Exercise data –
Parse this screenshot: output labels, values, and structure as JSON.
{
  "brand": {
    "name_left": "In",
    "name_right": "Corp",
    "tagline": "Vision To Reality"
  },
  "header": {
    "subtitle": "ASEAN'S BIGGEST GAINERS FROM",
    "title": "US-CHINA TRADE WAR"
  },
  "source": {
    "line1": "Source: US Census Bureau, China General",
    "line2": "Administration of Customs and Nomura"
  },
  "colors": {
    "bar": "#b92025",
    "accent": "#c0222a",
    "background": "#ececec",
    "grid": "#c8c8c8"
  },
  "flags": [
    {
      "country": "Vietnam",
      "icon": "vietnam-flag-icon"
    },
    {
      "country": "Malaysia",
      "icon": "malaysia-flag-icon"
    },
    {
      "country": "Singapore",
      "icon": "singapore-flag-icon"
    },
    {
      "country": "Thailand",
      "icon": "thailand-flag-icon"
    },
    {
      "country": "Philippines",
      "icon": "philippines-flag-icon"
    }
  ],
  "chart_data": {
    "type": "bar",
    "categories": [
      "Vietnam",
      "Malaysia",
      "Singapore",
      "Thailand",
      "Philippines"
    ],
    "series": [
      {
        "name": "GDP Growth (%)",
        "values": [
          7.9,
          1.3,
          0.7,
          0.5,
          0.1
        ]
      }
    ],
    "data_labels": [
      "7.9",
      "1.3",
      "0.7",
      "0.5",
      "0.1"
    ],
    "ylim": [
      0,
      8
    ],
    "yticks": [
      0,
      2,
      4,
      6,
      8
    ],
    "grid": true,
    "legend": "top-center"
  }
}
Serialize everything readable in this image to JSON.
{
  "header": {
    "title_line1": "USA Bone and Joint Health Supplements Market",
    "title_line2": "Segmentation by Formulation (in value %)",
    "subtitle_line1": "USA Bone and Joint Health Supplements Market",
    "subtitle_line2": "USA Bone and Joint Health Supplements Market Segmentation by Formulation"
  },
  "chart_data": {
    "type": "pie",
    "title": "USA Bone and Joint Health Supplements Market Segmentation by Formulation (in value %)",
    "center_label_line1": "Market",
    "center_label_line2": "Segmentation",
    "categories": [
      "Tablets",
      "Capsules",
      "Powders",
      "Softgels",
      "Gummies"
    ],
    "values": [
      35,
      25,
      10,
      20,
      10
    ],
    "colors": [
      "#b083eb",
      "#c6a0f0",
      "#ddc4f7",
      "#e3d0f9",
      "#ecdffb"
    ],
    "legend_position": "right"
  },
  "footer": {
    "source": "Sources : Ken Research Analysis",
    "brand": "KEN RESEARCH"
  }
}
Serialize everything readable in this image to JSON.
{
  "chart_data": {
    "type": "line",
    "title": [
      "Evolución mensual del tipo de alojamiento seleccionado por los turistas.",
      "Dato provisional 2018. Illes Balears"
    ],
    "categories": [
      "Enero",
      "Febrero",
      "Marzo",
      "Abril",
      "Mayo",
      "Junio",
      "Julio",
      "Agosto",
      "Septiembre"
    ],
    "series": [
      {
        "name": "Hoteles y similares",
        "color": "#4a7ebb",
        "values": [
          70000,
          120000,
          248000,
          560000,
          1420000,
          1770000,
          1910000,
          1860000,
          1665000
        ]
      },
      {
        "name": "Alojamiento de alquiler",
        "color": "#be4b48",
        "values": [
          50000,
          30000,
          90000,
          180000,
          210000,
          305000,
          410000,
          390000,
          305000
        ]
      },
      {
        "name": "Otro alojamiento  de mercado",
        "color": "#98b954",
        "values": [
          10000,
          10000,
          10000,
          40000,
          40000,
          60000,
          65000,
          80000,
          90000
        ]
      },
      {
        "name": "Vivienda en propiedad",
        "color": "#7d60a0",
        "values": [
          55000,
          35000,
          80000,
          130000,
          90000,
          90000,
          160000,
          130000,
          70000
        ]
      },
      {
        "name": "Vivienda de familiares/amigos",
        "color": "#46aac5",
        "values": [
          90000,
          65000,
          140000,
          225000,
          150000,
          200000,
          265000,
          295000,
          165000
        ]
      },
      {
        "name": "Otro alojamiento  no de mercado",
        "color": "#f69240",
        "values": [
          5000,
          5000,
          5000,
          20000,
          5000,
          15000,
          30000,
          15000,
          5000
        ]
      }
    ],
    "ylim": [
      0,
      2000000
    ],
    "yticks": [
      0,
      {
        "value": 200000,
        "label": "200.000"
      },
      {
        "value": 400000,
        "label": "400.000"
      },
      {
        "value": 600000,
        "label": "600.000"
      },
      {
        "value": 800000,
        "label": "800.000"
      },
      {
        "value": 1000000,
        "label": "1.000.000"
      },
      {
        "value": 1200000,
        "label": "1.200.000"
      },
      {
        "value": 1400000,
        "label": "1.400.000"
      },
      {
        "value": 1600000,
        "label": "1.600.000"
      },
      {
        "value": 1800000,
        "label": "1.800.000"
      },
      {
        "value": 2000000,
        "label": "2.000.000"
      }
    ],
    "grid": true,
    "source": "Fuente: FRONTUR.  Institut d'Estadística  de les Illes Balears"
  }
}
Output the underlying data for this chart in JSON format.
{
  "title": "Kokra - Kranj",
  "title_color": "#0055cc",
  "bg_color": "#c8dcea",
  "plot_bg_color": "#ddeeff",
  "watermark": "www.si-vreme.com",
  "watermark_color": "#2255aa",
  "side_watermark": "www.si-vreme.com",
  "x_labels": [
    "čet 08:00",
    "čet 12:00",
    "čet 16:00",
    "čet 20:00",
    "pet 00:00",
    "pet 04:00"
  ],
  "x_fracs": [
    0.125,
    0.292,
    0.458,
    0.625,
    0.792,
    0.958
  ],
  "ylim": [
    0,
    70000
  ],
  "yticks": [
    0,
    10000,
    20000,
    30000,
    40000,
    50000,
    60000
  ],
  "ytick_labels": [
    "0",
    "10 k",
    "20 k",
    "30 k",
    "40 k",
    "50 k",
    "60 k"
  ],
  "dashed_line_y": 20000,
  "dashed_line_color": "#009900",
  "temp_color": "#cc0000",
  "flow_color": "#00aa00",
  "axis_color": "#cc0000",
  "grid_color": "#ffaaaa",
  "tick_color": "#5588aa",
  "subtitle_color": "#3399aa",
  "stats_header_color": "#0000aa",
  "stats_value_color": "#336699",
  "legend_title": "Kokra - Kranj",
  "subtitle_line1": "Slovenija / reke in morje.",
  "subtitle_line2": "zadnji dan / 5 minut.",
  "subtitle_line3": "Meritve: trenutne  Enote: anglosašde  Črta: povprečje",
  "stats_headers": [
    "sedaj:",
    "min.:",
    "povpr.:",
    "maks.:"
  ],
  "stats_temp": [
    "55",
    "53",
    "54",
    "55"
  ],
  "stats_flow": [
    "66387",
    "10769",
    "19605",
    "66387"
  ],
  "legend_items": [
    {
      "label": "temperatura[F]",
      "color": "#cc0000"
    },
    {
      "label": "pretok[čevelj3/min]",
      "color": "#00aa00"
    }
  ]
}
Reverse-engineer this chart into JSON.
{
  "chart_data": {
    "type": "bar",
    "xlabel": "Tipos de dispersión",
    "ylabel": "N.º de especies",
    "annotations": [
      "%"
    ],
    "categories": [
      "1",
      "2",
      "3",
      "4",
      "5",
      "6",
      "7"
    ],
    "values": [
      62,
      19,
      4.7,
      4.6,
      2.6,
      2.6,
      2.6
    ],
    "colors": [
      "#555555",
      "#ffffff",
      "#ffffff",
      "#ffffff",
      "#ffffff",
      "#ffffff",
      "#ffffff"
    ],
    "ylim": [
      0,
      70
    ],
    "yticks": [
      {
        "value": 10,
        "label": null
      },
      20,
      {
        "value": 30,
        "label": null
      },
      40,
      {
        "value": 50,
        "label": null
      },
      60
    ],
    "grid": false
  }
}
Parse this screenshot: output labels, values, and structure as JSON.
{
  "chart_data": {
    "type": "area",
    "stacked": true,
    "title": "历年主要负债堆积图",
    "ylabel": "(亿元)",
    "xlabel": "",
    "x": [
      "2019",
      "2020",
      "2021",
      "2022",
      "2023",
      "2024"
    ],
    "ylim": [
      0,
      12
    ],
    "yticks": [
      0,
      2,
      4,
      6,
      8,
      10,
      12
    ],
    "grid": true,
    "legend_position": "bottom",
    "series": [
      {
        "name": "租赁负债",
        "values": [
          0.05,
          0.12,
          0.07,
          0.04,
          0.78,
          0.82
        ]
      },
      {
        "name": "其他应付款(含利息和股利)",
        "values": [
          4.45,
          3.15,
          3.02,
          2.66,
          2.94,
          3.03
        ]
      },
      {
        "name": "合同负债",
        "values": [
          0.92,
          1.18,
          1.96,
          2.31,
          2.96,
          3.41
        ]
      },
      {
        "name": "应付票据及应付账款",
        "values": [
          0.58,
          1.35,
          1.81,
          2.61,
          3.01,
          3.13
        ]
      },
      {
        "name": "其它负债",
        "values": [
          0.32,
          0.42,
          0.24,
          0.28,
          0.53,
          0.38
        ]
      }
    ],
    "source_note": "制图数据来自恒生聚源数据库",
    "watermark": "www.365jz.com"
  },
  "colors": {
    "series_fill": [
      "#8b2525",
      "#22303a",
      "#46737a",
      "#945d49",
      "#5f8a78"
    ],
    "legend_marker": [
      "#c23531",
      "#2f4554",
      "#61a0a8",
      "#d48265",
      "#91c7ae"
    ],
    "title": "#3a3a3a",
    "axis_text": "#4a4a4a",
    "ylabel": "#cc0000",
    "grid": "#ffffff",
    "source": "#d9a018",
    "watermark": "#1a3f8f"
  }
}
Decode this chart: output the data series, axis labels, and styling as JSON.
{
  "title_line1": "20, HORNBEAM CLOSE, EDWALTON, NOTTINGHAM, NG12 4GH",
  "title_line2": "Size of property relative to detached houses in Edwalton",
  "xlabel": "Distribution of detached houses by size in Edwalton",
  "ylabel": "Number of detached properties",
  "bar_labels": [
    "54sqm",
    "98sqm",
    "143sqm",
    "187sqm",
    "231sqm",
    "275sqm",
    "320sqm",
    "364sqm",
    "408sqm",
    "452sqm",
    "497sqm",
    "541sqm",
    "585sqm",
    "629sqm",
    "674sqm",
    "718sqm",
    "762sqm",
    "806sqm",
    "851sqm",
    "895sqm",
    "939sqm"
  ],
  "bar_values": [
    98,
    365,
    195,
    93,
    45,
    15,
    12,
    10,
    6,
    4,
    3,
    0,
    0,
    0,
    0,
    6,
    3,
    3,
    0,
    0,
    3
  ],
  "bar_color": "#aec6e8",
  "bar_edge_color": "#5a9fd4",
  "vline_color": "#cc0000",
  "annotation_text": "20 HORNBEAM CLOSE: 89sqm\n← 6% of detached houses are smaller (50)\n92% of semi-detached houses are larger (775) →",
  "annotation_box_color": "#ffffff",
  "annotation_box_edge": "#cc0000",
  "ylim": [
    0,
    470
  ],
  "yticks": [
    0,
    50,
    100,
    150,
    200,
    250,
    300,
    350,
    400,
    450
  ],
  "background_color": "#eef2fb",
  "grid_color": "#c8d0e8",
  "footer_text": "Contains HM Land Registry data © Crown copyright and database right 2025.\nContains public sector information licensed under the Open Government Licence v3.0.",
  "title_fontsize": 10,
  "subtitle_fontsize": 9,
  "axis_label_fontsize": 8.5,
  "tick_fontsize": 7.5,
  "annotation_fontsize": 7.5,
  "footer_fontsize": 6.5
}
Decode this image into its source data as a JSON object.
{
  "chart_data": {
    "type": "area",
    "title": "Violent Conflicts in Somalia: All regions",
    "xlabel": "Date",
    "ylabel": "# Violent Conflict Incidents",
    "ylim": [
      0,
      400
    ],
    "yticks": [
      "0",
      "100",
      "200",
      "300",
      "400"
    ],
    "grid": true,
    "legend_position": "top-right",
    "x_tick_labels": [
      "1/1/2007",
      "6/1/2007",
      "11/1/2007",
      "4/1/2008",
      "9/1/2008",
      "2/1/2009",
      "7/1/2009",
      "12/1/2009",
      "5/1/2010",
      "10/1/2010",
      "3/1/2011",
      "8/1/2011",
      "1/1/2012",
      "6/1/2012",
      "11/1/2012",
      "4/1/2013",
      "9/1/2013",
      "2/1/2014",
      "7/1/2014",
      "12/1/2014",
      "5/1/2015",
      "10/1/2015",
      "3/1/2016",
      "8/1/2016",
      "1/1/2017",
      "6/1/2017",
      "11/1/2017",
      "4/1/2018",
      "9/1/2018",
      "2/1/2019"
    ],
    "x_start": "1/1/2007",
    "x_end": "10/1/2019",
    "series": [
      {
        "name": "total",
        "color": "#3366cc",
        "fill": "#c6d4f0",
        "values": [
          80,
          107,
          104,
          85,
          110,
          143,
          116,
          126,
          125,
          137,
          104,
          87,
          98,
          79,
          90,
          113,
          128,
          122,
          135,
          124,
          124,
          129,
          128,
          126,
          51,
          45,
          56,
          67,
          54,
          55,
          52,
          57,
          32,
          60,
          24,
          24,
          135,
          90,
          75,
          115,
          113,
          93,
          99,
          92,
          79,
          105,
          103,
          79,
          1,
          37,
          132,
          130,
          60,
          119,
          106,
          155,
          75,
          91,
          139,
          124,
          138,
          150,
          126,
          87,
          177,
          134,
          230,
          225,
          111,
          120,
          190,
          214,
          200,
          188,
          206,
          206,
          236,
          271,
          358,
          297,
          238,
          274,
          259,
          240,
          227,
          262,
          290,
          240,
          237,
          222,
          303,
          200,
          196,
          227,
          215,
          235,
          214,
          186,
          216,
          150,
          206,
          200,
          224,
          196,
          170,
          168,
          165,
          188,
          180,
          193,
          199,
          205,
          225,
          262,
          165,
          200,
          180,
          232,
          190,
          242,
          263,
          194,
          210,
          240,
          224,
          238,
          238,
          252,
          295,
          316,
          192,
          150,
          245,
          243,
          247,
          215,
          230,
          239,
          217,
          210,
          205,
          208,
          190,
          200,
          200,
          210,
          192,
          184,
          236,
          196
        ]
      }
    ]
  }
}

Set task – Go through the material above and count the lines that contain "Kokra"; answer with the number alone.

Finished answer – 2